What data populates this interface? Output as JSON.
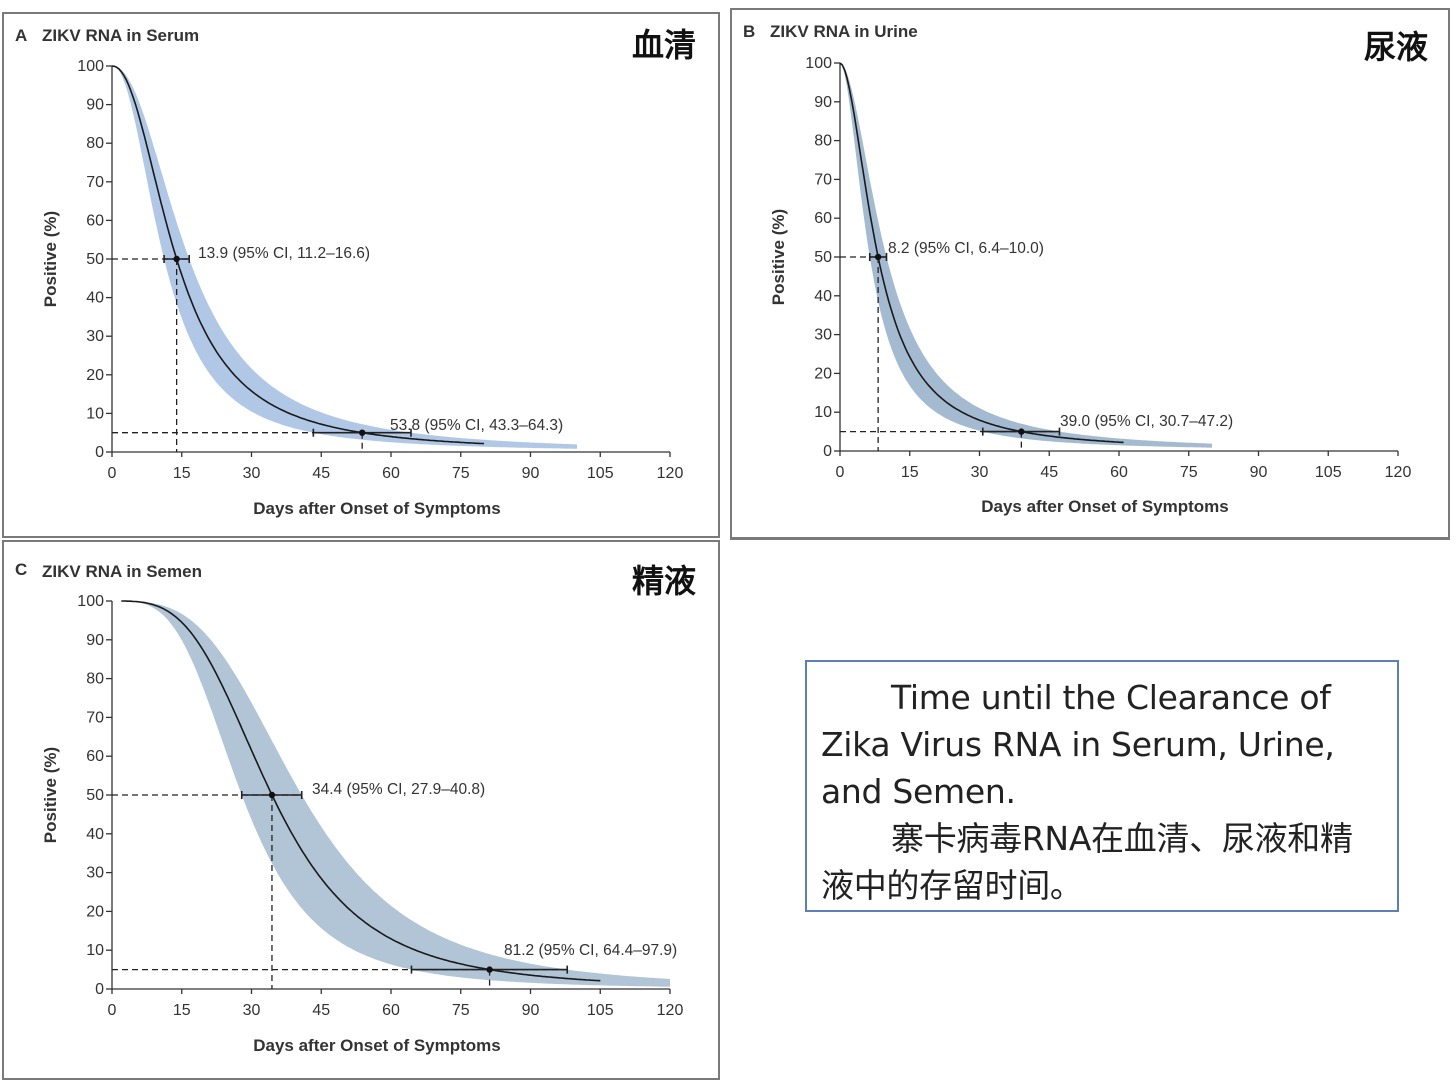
{
  "panels": [
    {
      "id": "a",
      "letter": "A",
      "title": "ZIKV RNA in Serum",
      "cn_label": "血清",
      "xlabel": "Days after Onset of Symptoms",
      "ylabel": "Positive (%)",
      "annotations": {
        "median": "13.9 (95% CI, 11.2–16.6)",
        "p95": "53.8 (95% CI, 43.3–64.3)"
      }
    },
    {
      "id": "b",
      "letter": "B",
      "title": "ZIKV RNA in Urine",
      "cn_label": "尿液",
      "xlabel": "Days after Onset of Symptoms",
      "ylabel": "Positive (%)",
      "annotations": {
        "median": "8.2 (95% CI, 6.4–10.0)",
        "p95": "39.0 (95% CI, 30.7–47.2)"
      }
    },
    {
      "id": "c",
      "letter": "C",
      "title": "ZIKV RNA in Semen",
      "cn_label": "精液",
      "xlabel": "Days after Onset of Symptoms",
      "ylabel": "Positive (%)",
      "annotations": {
        "median": "34.4 (95% CI, 27.9–40.8)",
        "p95": "81.2 (95% CI, 64.4–97.9)"
      }
    }
  ],
  "caption": {
    "en": "Time until the Clearance of Zika Virus RNA in Serum, Urine, and Semen.",
    "zh": "寨卡病毒RNA在血清、尿液和精液中的存留时间。"
  },
  "chart_data": [
    {
      "type": "line",
      "title": "ZIKV RNA in Serum",
      "xlabel": "Days after Onset of Symptoms",
      "ylabel": "Positive (%)",
      "xlim": [
        0,
        120
      ],
      "ylim": [
        0,
        100
      ],
      "xticks": [
        0,
        15,
        30,
        45,
        60,
        75,
        90,
        105,
        120
      ],
      "yticks": [
        0,
        10,
        20,
        30,
        40,
        50,
        60,
        70,
        80,
        90,
        100
      ],
      "median": {
        "x": 13.9,
        "ci": [
          11.2,
          16.6
        ],
        "y": 50
      },
      "p95": {
        "x": 53.8,
        "ci": [
          43.3,
          64.3
        ],
        "y": 5
      },
      "curve_end_x": 80,
      "band_end_x": 100,
      "band_color": "#a9c1e3",
      "line_color": "#1a1a1a"
    },
    {
      "type": "line",
      "title": "ZIKV RNA in Urine",
      "xlabel": "Days after Onset of Symptoms",
      "ylabel": "Positive (%)",
      "xlim": [
        0,
        120
      ],
      "ylim": [
        0,
        100
      ],
      "xticks": [
        0,
        15,
        30,
        45,
        60,
        75,
        90,
        105,
        120
      ],
      "yticks": [
        0,
        10,
        20,
        30,
        40,
        50,
        60,
        70,
        80,
        90,
        100
      ],
      "median": {
        "x": 8.2,
        "ci": [
          6.4,
          10.0
        ],
        "y": 50
      },
      "p95": {
        "x": 39.0,
        "ci": [
          30.7,
          47.2
        ],
        "y": 5
      },
      "curve_end_x": 61,
      "band_end_x": 80,
      "band_color": "#9ab3cc",
      "line_color": "#1a1a1a"
    },
    {
      "type": "line",
      "title": "ZIKV RNA in Semen",
      "xlabel": "Days after Onset of Symptoms",
      "ylabel": "Positive (%)",
      "xlim": [
        0,
        120
      ],
      "ylim": [
        0,
        100
      ],
      "xticks": [
        0,
        15,
        30,
        45,
        60,
        75,
        90,
        105,
        120
      ],
      "yticks": [
        0,
        10,
        20,
        30,
        40,
        50,
        60,
        70,
        80,
        90,
        100
      ],
      "median": {
        "x": 34.4,
        "ci": [
          27.9,
          40.8
        ],
        "y": 50
      },
      "p95": {
        "x": 81.2,
        "ci": [
          64.4,
          97.9
        ],
        "y": 5
      },
      "curve_start_x": 2,
      "curve_end_x": 105,
      "band_end_x": 120,
      "band_color": "#a8bfd2",
      "line_color": "#1a1a1a"
    }
  ]
}
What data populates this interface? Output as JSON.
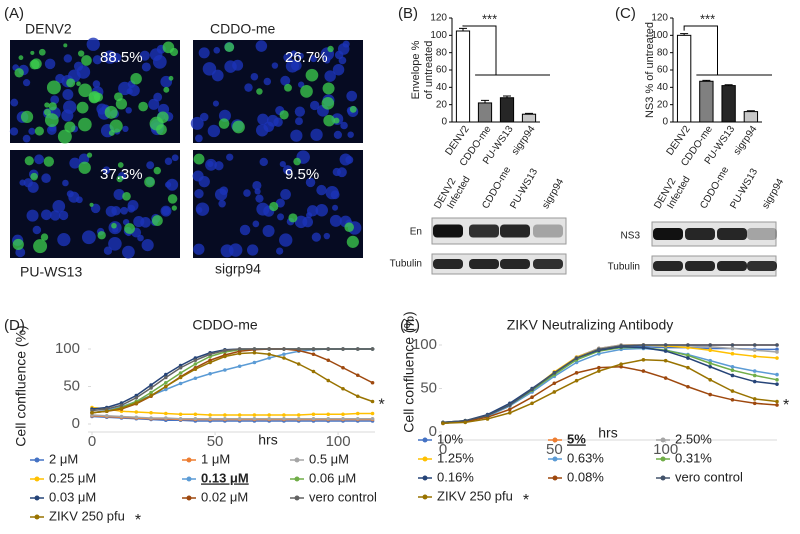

============================================================

What this task involves: Your answer must be an exact repeat of the records above, with the pictures left out.

Response:
What data populates this interface? Output as JSON.
{
  "panels": [
    {
      "id": "a",
      "letter": "A",
      "title": "ZIKV RNA in Serum",
      "cn_label": "血清",
      "xlabel": "Days after Onset of Symptoms",
      "ylabel": "Positive (%)",
      "annotations": {
        "median": "13.9 (95% CI, 11.2–16.6)",
        "p95": "53.8 (95% CI, 43.3–64.3)"
      }
    },
    {
      "id": "b",
      "letter": "B",
      "title": "ZIKV RNA in Urine",
      "cn_label": "尿液",
      "xlabel": "Days after Onset of Symptoms",
      "ylabel": "Positive (%)",
      "annotations": {
        "median": "8.2 (95% CI, 6.4–10.0)",
        "p95": "39.0 (95% CI, 30.7–47.2)"
      }
    },
    {
      "id": "c",
      "letter": "C",
      "title": "ZIKV RNA in Semen",
      "cn_label": "精液",
      "xlabel": "Days after Onset of Symptoms",
      "ylabel": "Positive (%)",
      "annotations": {
        "median": "34.4 (95% CI, 27.9–40.8)",
        "p95": "81.2 (95% CI, 64.4–97.9)"
      }
    }
  ],
  "caption": {
    "en": "Time until the Clearance of Zika Virus RNA in Serum, Urine, and Semen.",
    "zh": "寨卡病毒RNA在血清、尿液和精液中的存留时间。"
  },
  "chart_data": [
    {
      "type": "line",
      "title": "ZIKV RNA in Serum",
      "xlabel": "Days after Onset of Symptoms",
      "ylabel": "Positive (%)",
      "xlim": [
        0,
        120
      ],
      "ylim": [
        0,
        100
      ],
      "xticks": [
        0,
        15,
        30,
        45,
        60,
        75,
        90,
        105,
        120
      ],
      "yticks": [
        0,
        10,
        20,
        30,
        40,
        50,
        60,
        70,
        80,
        90,
        100
      ],
      "median": {
        "x": 13.9,
        "ci": [
          11.2,
          16.6
        ],
        "y": 50
      },
      "p95": {
        "x": 53.8,
        "ci": [
          43.3,
          64.3
        ],
        "y": 5
      },
      "curve_end_x": 80,
      "band_end_x": 100,
      "band_color": "#a9c1e3",
      "line_color": "#1a1a1a"
    },
    {
      "type": "line",
      "title": "ZIKV RNA in Urine",
      "xlabel": "Days after Onset of Symptoms",
      "ylabel": "Positive (%)",
      "xlim": [
        0,
        120
      ],
      "ylim": [
        0,
        100
      ],
      "xticks": [
        0,
        15,
        30,
        45,
        60,
        75,
        90,
        105,
        120
      ],
      "yticks": [
        0,
        10,
        20,
        30,
        40,
        50,
        60,
        70,
        80,
        90,
        100
      ],
      "median": {
        "x": 8.2,
        "ci": [
          6.4,
          10.0
        ],
        "y": 50
      },
      "p95": {
        "x": 39.0,
        "ci": [
          30.7,
          47.2
        ],
        "y": 5
      },
      "curve_end_x": 61,
      "band_end_x": 80,
      "band_color": "#9ab3cc",
      "line_color": "#1a1a1a"
    },
    {
      "type": "line",
      "title": "ZIKV RNA in Semen",
      "xlabel": "Days after Onset of Symptoms",
      "ylabel": "Positive (%)",
      "xlim": [
        0,
        120
      ],
      "ylim": [
        0,
        100
      ],
      "xticks": [
        0,
        15,
        30,
        45,
        60,
        75,
        90,
        105,
        120
      ],
      "yticks": [
        0,
        10,
        20,
        30,
        40,
        50,
        60,
        70,
        80,
        90,
        100
      ],
      "median": {
        "x": 34.4,
        "ci": [
          27.9,
          40.8
        ],
        "y": 50
      },
      "p95": {
        "x": 81.2,
        "ci": [
          64.4,
          97.9
        ],
        "y": 5
      },
      "curve_start_x": 2,
      "curve_end_x": 105,
      "band_end_x": 120,
      "band_color": "#a8bfd2",
      "line_color": "#1a1a1a"
    }
  ]
}
What data populates this interface? Output as JSON.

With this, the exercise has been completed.